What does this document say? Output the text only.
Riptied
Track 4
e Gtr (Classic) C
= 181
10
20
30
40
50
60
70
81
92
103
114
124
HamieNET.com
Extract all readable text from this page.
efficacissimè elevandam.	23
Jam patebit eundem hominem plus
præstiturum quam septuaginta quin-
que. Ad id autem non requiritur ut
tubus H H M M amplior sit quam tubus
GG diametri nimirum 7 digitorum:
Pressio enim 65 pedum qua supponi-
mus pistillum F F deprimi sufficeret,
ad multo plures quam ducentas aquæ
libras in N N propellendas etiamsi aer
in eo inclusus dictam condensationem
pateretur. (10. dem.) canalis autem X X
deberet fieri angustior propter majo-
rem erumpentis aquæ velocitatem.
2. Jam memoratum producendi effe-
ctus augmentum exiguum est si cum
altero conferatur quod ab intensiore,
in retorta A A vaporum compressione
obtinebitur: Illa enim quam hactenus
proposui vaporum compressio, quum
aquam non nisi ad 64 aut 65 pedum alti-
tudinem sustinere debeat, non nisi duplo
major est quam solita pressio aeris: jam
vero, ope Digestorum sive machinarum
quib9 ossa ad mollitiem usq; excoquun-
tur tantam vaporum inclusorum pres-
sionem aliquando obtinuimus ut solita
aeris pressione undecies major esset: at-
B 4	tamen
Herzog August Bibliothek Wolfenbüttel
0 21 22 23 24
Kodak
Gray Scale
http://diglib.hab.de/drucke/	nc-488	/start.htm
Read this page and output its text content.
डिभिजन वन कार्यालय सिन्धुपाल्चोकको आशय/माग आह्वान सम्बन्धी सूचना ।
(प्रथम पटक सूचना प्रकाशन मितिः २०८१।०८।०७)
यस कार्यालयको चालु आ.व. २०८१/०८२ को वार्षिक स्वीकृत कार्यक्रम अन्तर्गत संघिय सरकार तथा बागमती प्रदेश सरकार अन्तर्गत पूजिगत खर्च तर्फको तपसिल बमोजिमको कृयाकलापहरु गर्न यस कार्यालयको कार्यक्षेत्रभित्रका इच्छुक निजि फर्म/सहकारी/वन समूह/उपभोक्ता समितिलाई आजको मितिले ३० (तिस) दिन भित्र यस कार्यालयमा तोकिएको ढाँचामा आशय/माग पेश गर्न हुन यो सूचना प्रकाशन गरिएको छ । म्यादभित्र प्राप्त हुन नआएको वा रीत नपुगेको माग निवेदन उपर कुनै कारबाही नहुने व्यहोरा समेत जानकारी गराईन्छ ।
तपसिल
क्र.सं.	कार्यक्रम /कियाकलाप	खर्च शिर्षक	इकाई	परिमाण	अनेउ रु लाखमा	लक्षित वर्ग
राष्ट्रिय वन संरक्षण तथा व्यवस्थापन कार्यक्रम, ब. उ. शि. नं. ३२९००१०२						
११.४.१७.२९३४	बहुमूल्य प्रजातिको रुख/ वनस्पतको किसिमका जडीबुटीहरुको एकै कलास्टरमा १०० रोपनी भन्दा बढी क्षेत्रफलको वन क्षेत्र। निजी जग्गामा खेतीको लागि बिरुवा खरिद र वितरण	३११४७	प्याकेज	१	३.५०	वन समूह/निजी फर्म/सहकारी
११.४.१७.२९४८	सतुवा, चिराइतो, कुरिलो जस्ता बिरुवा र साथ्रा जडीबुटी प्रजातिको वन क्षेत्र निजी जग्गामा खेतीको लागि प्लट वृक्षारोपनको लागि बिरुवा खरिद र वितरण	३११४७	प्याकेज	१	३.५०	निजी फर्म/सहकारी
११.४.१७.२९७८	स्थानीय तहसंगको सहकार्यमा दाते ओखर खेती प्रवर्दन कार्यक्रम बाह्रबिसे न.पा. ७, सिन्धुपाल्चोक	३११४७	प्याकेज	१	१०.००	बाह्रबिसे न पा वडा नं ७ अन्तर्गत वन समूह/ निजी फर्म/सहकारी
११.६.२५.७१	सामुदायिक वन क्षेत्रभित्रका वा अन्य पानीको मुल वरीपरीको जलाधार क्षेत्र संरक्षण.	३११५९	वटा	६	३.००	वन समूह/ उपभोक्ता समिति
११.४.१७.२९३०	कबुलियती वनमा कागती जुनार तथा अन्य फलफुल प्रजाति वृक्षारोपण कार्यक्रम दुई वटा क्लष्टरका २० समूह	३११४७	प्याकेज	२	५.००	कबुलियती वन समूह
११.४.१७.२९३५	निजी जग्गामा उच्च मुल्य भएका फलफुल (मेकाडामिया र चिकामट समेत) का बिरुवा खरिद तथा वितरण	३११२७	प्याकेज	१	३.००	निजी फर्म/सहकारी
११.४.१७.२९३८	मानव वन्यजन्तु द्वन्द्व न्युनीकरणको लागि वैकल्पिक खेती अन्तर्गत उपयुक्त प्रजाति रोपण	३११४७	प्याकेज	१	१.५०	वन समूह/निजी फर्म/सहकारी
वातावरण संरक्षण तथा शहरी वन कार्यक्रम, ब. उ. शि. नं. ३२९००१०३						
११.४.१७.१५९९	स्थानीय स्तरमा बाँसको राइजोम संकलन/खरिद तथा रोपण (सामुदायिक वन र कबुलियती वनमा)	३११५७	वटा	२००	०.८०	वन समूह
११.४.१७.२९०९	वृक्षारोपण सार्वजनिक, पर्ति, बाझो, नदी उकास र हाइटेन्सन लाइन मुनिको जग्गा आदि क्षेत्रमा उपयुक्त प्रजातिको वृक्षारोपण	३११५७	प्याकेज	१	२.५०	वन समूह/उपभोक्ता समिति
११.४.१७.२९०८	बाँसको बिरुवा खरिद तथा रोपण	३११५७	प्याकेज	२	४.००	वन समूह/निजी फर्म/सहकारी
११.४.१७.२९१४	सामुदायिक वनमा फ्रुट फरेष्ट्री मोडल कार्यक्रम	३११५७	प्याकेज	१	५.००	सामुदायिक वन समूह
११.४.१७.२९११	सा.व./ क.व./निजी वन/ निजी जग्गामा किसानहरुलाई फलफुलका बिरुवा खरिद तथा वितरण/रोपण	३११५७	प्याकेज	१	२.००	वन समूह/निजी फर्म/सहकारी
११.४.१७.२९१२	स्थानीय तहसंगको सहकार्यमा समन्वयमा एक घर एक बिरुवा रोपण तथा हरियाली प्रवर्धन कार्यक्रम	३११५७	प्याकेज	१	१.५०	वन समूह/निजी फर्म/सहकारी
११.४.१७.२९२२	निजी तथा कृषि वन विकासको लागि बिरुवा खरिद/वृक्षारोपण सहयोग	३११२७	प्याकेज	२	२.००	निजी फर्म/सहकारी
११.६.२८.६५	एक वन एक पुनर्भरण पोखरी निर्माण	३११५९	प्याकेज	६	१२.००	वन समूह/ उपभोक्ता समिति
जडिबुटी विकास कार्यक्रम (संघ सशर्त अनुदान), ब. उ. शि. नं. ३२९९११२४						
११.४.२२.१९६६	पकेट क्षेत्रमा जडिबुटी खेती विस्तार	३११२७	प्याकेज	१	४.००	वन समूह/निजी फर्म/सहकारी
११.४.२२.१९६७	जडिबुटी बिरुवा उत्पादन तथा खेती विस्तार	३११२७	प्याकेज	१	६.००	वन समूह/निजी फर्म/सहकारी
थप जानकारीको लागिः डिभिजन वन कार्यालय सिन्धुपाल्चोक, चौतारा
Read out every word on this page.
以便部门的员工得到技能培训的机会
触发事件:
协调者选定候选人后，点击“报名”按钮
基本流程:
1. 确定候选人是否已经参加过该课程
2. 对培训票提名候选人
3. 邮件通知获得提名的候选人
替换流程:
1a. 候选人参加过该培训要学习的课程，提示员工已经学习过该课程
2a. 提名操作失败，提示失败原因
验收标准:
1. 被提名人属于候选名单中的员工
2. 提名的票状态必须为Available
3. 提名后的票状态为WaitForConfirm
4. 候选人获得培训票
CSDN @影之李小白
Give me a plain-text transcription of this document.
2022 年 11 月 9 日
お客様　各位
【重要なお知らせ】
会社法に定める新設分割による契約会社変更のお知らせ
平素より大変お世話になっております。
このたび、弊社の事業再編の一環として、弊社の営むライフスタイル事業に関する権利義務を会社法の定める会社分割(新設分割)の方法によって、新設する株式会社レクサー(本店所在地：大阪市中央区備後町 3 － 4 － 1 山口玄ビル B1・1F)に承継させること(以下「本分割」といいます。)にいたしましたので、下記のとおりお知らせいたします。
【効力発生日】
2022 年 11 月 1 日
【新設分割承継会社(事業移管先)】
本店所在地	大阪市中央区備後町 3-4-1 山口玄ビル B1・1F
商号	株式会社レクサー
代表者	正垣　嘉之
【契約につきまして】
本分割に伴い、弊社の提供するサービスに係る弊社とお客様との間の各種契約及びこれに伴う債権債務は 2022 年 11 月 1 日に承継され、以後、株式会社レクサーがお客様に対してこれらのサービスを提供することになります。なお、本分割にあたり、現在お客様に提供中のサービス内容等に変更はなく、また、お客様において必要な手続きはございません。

● ● ● ● ●

Task - Extract, exactly as they appear, the lines from the one containing "Give me a plain-text" through the final line.

Reply to the exercise -
Give me a plain-text transcription of this document.
2022 年 11 月 9 日
お客様　各位
【重要なお知らせ】
会社法に定める新設分割による契約会社変更のお知らせ
平素より大変お世話になっております。
このたび、弊社の事業再編の一環として、弊社の営むライフスタイル事業に関する権利義務を会社法の定める会社分割(新設分割)の方法によって、新設する株式会社レクサー(本店所在地：大阪市中央区備後町 3 － 4 － 1 山口玄ビル B1・1F)に承継させること(以下「本分割」といいます。)にいたしましたので、下記のとおりお知らせいたします。
【効力発生日】
2022 年 11 月 1 日
【新設分割承継会社(事業移管先)】
本店所在地	大阪市中央区備後町 3-4-1 山口玄ビル B1・1F
商号	株式会社レクサー
代表者	正垣　嘉之
【契約につきまして】
本分割に伴い、弊社の提供するサービスに係る弊社とお客様との間の各種契約及びこれに伴う債権債務は 2022 年 11 月 1 日に承継され、以後、株式会社レクサーがお客様に対してこれらのサービスを提供することになります。なお、本分割にあたり、現在お客様に提供中のサービス内容等に変更はなく、また、お客様において必要な手続きはございません。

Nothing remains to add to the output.